▸ Part of a data file:
______
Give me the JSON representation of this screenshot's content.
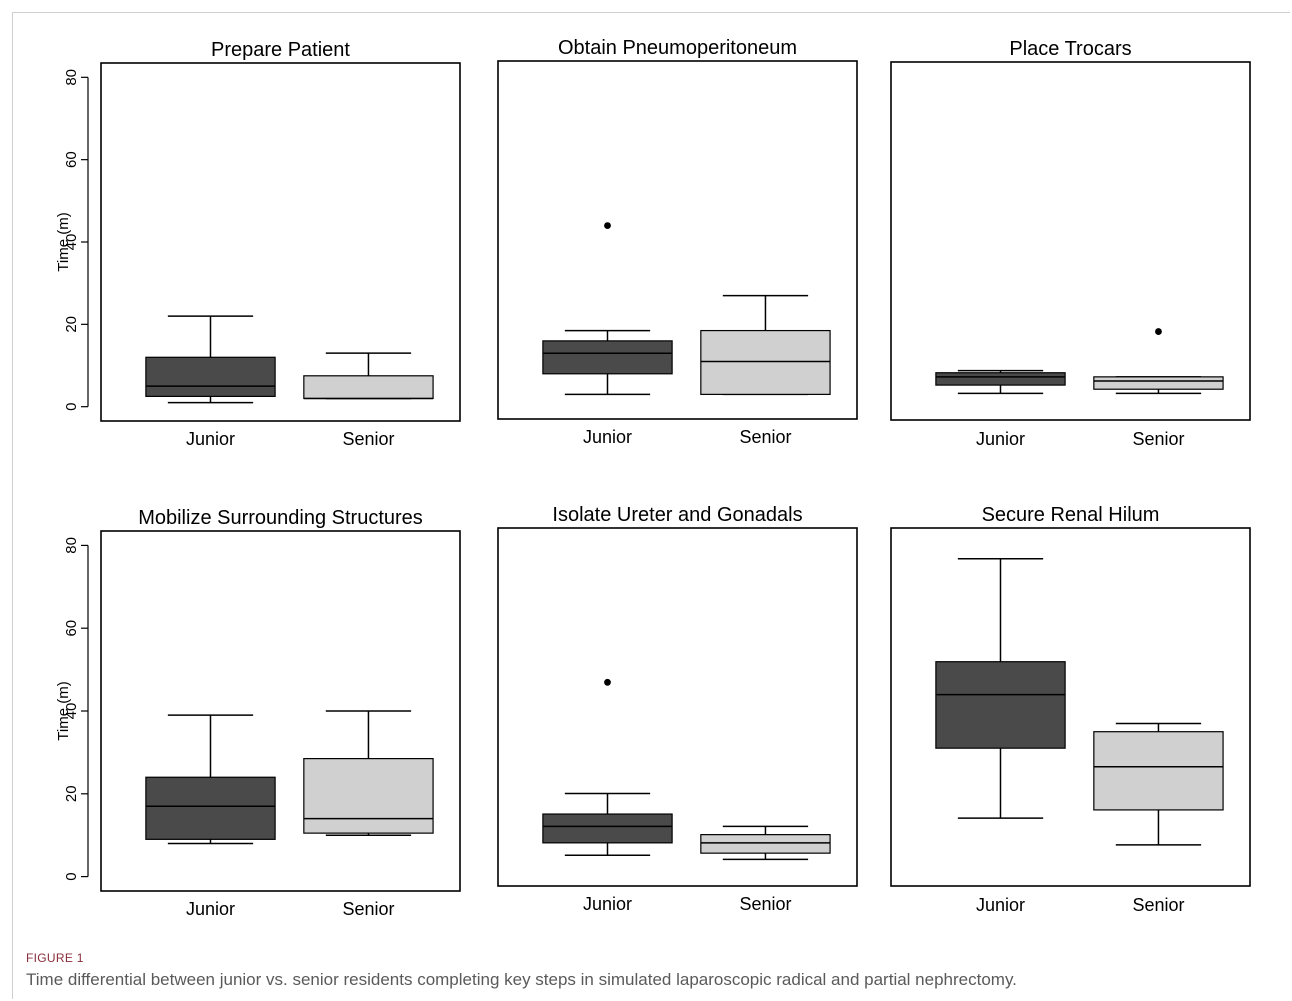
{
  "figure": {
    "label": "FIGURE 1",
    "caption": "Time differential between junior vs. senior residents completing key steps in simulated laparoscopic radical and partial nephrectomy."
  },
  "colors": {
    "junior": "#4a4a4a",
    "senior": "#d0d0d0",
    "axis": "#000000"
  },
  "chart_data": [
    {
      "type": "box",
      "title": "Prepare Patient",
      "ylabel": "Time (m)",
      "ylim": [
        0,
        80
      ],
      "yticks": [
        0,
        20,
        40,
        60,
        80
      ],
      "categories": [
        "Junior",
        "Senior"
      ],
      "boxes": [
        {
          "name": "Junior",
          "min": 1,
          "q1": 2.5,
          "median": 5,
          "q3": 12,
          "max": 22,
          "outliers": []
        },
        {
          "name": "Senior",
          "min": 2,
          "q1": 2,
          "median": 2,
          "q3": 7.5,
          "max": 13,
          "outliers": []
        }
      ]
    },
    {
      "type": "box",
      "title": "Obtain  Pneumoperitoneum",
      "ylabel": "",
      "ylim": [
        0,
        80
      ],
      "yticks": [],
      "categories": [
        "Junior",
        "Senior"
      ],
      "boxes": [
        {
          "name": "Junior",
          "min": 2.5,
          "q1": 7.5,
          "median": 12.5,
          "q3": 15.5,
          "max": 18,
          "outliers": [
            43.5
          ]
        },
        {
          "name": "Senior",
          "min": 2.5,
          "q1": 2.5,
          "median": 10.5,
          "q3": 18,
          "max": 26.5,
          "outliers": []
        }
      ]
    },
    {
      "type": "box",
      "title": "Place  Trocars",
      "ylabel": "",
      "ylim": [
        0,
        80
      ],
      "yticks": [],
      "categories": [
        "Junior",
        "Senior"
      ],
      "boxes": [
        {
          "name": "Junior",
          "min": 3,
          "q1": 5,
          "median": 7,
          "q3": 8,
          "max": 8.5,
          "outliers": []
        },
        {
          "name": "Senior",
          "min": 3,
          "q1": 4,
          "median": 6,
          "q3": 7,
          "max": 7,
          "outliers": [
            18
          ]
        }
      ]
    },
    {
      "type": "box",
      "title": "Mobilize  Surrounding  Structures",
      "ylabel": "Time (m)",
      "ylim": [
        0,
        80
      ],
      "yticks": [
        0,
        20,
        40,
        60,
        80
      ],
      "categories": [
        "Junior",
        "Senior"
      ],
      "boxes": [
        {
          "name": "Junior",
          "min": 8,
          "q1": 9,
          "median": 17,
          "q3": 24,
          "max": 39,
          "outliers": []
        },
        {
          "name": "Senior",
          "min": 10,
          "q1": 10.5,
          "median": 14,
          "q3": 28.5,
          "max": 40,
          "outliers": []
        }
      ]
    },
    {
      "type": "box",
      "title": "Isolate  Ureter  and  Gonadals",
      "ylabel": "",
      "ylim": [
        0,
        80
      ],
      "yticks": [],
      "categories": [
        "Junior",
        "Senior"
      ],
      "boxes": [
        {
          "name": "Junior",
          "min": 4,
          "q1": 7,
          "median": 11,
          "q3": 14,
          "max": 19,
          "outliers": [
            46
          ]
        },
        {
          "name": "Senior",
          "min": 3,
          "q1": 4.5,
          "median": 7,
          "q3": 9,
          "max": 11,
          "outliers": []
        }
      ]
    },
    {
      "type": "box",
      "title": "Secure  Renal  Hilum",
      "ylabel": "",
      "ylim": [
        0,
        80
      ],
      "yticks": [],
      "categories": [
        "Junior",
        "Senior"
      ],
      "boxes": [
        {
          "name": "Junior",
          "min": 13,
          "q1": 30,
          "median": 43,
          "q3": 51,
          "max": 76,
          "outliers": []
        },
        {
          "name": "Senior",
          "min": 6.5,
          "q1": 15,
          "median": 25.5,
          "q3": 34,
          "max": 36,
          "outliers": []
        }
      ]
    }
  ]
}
______
▸ What the exercise asks:
Copy every line above word for word and exclude the pictures.

▸ Output of the task:
Give me the JSON representation of this screenshot's content.
{
  "figure": {
    "label": "FIGURE 1",
    "caption": "Time differential between junior vs. senior residents completing key steps in simulated laparoscopic radical and partial nephrectomy."
  },
  "colors": {
    "junior": "#4a4a4a",
    "senior": "#d0d0d0",
    "axis": "#000000"
  },
  "chart_data": [
    {
      "type": "box",
      "title": "Prepare Patient",
      "ylabel": "Time (m)",
      "ylim": [
        0,
        80
      ],
      "yticks": [
        0,
        20,
        40,
        60,
        80
      ],
      "categories": [
        "Junior",
        "Senior"
      ],
      "boxes": [
        {
          "name": "Junior",
          "min": 1,
          "q1": 2.5,
          "median": 5,
          "q3": 12,
          "max": 22,
          "outliers": []
        },
        {
          "name": "Senior",
          "min": 2,
          "q1": 2,
          "median": 2,
          "q3": 7.5,
          "max": 13,
          "outliers": []
        }
      ]
    },
    {
      "type": "box",
      "title": "Obtain  Pneumoperitoneum",
      "ylabel": "",
      "ylim": [
        0,
        80
      ],
      "yticks": [],
      "categories": [
        "Junior",
        "Senior"
      ],
      "boxes": [
        {
          "name": "Junior",
          "min": 2.5,
          "q1": 7.5,
          "median": 12.5,
          "q3": 15.5,
          "max": 18,
          "outliers": [
            43.5
          ]
        },
        {
          "name": "Senior",
          "min": 2.5,
          "q1": 2.5,
          "median": 10.5,
          "q3": 18,
          "max": 26.5,
          "outliers": []
        }
      ]
    },
    {
      "type": "box",
      "title": "Place  Trocars",
      "ylabel": "",
      "ylim": [
        0,
        80
      ],
      "yticks": [],
      "categories": [
        "Junior",
        "Senior"
      ],
      "boxes": [
        {
          "name": "Junior",
          "min": 3,
          "q1": 5,
          "median": 7,
          "q3": 8,
          "max": 8.5,
          "outliers": []
        },
        {
          "name": "Senior",
          "min": 3,
          "q1": 4,
          "median": 6,
          "q3": 7,
          "max": 7,
          "outliers": [
            18
          ]
        }
      ]
    },
    {
      "type": "box",
      "title": "Mobilize  Surrounding  Structures",
      "ylabel": "Time (m)",
      "ylim": [
        0,
        80
      ],
      "yticks": [
        0,
        20,
        40,
        60,
        80
      ],
      "categories": [
        "Junior",
        "Senior"
      ],
      "boxes": [
        {
          "name": "Junior",
          "min": 8,
          "q1": 9,
          "median": 17,
          "q3": 24,
          "max": 39,
          "outliers": []
        },
        {
          "name": "Senior",
          "min": 10,
          "q1": 10.5,
          "median": 14,
          "q3": 28.5,
          "max": 40,
          "outliers": []
        }
      ]
    },
    {
      "type": "box",
      "title": "Isolate  Ureter  and  Gonadals",
      "ylabel": "",
      "ylim": [
        0,
        80
      ],
      "yticks": [],
      "categories": [
        "Junior",
        "Senior"
      ],
      "boxes": [
        {
          "name": "Junior",
          "min": 4,
          "q1": 7,
          "median": 11,
          "q3": 14,
          "max": 19,
          "outliers": [
            46
          ]
        },
        {
          "name": "Senior",
          "min": 3,
          "q1": 4.5,
          "median": 7,
          "q3": 9,
          "max": 11,
          "outliers": []
        }
      ]
    },
    {
      "type": "box",
      "title": "Secure  Renal  Hilum",
      "ylabel": "",
      "ylim": [
        0,
        80
      ],
      "yticks": [],
      "categories": [
        "Junior",
        "Senior"
      ],
      "boxes": [
        {
          "name": "Junior",
          "min": 13,
          "q1": 30,
          "median": 43,
          "q3": 51,
          "max": 76,
          "outliers": []
        },
        {
          "name": "Senior",
          "min": 6.5,
          "q1": 15,
          "median": 25.5,
          "q3": 34,
          "max": 36,
          "outliers": []
        }
      ]
    }
  ]
}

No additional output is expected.